Stated task:
Go through the entries one line at a time, and gather every line that has the word "letter".

[Data entries]
## begin

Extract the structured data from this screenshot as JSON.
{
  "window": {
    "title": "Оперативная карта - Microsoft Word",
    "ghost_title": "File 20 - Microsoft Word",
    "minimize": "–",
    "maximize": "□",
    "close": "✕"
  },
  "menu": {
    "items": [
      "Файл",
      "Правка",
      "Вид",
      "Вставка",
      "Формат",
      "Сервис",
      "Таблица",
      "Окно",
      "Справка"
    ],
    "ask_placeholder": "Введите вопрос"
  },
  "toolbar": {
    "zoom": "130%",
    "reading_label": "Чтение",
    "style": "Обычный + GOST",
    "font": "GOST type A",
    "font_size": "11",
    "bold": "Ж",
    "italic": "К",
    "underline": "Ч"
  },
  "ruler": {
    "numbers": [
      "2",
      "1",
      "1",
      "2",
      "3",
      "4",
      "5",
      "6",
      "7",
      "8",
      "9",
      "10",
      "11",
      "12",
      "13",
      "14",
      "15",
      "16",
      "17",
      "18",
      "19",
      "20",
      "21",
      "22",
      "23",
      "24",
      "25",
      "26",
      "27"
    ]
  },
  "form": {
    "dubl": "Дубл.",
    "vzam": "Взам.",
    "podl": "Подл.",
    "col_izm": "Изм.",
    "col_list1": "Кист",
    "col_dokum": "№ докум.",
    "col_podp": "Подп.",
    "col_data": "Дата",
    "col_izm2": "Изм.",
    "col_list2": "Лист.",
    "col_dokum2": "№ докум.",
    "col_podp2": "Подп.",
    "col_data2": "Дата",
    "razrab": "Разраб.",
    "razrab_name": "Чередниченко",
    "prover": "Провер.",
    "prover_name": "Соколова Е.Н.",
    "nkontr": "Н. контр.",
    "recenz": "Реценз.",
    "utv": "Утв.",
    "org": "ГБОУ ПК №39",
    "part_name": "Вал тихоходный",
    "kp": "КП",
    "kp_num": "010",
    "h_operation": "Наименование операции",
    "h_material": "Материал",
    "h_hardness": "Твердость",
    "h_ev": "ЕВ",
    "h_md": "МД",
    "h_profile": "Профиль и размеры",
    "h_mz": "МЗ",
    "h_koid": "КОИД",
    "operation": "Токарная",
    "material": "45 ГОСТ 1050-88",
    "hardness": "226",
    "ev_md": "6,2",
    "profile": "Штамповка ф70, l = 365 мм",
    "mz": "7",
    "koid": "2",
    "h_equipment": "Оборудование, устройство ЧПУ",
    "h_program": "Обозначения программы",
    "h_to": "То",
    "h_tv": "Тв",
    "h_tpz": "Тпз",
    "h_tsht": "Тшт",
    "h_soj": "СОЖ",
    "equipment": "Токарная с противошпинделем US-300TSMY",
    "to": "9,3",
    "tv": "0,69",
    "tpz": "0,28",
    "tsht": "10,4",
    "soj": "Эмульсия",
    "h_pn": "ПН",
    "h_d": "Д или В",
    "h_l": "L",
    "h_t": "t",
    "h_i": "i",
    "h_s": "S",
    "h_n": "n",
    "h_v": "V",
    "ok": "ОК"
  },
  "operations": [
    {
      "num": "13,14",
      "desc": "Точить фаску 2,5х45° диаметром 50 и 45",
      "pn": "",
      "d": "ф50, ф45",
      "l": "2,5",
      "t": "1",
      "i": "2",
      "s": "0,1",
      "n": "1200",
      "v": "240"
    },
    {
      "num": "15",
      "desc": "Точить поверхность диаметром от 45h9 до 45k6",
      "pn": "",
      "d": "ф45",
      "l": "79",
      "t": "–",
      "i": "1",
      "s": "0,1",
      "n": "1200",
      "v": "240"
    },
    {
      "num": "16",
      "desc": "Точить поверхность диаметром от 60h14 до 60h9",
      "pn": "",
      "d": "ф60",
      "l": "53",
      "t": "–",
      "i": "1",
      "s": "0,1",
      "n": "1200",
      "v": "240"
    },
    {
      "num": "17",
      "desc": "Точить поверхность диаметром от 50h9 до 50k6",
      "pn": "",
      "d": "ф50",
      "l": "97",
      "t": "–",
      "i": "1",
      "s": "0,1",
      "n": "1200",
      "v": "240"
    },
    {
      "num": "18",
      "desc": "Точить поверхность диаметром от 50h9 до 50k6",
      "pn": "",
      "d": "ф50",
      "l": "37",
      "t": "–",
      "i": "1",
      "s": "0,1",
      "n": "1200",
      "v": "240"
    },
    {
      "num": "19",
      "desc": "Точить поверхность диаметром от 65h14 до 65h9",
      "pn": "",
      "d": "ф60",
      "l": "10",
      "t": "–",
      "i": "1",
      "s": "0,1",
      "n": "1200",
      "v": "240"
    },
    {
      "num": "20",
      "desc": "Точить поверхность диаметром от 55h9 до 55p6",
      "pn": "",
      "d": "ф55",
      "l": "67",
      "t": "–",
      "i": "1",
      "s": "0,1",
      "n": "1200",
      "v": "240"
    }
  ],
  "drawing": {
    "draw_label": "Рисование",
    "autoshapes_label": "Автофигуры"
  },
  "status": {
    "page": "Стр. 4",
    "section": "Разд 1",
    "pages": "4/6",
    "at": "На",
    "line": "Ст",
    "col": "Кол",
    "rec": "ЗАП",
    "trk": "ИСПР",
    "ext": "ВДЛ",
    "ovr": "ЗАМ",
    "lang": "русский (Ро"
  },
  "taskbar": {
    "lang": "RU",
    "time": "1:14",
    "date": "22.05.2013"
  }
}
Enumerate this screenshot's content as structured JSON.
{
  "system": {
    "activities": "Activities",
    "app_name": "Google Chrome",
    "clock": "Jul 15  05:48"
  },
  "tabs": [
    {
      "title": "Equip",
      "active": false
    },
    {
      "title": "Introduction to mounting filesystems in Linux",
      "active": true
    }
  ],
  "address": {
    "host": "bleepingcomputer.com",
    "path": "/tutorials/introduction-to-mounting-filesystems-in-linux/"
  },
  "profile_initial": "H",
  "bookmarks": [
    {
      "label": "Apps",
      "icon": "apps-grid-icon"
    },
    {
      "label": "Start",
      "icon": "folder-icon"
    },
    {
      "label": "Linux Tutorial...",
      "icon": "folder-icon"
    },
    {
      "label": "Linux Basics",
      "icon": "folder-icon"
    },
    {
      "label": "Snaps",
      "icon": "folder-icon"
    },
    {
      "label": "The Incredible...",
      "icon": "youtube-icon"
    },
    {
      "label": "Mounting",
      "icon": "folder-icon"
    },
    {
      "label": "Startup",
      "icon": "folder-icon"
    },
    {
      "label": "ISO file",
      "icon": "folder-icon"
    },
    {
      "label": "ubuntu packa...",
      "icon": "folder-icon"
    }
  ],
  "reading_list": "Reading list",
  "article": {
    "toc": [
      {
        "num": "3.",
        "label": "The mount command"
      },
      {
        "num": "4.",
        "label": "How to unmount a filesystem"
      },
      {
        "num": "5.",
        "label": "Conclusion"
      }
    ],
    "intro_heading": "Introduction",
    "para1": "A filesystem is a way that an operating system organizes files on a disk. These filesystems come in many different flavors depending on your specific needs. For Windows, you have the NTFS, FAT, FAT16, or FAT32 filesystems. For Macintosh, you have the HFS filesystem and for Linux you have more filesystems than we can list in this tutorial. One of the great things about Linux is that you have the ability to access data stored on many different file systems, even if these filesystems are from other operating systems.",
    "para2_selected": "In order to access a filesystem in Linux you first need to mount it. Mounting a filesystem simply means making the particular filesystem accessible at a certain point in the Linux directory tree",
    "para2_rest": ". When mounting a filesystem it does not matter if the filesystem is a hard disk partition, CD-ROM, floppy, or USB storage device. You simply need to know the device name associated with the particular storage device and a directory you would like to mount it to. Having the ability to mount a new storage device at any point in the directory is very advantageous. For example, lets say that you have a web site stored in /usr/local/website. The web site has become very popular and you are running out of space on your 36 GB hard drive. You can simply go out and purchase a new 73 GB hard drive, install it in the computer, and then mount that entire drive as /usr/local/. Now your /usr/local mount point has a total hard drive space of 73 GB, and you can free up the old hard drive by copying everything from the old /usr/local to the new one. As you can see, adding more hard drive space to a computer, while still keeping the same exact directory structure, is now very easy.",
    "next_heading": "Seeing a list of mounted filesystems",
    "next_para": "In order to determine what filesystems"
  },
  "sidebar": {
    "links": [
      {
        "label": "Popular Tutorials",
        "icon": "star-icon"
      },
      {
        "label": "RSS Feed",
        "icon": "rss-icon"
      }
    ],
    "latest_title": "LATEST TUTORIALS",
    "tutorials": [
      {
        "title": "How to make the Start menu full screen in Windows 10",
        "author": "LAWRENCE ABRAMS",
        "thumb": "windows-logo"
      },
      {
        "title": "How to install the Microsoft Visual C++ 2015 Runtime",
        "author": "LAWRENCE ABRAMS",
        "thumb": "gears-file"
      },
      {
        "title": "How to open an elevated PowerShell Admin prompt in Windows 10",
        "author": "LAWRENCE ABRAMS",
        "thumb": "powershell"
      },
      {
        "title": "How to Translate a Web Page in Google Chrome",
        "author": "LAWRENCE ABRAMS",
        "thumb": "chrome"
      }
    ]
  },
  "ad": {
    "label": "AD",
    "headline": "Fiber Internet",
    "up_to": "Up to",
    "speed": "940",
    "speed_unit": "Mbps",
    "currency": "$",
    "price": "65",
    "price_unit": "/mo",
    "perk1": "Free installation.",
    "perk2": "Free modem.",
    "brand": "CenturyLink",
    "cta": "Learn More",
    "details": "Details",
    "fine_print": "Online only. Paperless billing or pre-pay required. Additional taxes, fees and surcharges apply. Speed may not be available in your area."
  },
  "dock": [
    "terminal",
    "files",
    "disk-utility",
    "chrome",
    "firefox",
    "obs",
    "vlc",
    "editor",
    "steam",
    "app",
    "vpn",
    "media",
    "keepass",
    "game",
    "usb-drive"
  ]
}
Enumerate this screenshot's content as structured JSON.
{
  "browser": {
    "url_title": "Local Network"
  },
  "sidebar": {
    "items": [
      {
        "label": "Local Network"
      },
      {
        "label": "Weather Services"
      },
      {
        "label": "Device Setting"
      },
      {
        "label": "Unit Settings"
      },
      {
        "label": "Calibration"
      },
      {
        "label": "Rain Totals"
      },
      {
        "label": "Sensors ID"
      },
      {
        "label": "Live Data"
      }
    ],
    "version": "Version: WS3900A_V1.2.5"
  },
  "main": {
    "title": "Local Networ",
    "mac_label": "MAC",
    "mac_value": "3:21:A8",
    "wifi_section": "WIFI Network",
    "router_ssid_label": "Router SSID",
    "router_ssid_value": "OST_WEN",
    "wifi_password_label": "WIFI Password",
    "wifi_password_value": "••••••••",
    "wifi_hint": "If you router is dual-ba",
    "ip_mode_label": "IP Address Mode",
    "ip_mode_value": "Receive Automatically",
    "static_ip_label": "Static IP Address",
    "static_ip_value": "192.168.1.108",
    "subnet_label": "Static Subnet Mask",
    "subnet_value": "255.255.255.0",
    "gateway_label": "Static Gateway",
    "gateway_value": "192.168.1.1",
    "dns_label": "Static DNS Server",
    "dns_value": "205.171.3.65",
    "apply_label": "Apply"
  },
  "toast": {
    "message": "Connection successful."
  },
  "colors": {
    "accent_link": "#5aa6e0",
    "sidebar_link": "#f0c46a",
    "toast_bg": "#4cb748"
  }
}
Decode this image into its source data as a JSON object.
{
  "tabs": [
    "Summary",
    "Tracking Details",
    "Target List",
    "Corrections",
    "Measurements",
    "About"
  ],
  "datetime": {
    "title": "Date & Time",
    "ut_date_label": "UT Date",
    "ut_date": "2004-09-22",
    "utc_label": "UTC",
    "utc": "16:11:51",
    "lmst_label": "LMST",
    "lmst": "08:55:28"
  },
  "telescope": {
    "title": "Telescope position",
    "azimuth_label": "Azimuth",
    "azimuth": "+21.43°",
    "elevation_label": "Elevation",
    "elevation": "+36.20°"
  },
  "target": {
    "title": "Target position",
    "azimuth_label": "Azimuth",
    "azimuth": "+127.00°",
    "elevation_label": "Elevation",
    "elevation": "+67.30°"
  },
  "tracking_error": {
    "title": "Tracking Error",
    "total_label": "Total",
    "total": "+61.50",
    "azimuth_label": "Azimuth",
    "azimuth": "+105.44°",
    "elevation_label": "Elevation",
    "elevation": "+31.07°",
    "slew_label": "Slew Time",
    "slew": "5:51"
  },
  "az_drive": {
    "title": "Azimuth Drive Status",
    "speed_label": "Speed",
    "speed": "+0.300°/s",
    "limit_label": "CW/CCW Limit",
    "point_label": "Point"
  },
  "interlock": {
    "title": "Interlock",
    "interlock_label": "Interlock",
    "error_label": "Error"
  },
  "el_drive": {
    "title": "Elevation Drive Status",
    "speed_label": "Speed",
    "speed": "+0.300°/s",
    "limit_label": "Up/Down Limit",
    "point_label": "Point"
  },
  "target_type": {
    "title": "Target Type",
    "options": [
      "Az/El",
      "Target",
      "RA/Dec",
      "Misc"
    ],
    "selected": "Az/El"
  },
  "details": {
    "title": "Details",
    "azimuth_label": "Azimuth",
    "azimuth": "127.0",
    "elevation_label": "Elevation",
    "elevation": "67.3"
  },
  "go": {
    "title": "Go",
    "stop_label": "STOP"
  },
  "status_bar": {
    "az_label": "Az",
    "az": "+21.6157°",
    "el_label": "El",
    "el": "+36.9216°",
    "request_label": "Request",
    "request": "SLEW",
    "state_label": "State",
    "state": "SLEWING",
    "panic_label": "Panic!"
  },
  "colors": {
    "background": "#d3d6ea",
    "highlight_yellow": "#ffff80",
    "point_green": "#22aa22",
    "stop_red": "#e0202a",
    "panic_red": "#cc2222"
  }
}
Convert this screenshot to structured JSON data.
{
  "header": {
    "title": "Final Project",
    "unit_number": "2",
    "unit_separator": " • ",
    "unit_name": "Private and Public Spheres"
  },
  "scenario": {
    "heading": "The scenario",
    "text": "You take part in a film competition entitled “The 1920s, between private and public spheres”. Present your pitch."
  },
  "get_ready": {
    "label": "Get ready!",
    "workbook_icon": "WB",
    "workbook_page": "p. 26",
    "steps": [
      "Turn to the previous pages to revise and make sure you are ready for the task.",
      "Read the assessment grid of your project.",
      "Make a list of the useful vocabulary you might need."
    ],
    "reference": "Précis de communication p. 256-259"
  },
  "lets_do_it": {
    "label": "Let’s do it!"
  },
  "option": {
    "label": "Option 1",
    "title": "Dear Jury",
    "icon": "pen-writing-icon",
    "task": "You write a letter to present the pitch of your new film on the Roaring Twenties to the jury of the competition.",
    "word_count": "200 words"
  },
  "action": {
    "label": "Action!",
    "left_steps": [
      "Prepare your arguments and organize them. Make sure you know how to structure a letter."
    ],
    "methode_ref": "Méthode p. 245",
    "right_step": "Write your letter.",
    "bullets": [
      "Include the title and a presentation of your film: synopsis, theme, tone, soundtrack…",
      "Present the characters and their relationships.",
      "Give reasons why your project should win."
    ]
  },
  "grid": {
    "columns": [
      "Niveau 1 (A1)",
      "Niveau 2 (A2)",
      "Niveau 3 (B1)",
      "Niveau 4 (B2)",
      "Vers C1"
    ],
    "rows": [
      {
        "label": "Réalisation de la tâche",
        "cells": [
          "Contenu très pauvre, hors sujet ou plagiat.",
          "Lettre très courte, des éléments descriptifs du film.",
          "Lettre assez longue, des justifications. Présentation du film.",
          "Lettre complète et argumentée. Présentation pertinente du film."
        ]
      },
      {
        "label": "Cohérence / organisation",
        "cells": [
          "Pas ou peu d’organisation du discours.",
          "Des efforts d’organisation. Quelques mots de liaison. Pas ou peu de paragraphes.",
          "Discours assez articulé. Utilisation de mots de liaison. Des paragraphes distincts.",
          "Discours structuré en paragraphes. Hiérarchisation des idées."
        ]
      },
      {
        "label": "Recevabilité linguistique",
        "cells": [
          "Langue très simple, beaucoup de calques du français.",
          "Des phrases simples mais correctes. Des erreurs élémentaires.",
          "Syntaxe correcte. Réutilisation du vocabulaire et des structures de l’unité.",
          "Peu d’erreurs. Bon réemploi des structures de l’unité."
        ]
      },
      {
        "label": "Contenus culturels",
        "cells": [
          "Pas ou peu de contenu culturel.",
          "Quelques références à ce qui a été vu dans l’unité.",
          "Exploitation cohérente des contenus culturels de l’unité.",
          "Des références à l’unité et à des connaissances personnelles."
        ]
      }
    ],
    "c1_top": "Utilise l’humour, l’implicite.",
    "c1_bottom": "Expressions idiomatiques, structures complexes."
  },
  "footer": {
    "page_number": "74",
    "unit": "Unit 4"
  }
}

## end

Response:
    "task": "You write a letter to present the pitch of your new film on the Roaring Twenties to the jury of the competition.",
      "Prepare your arguments and organize them. Make sure you know how to structure a letter."
    "right_step": "Write your letter.",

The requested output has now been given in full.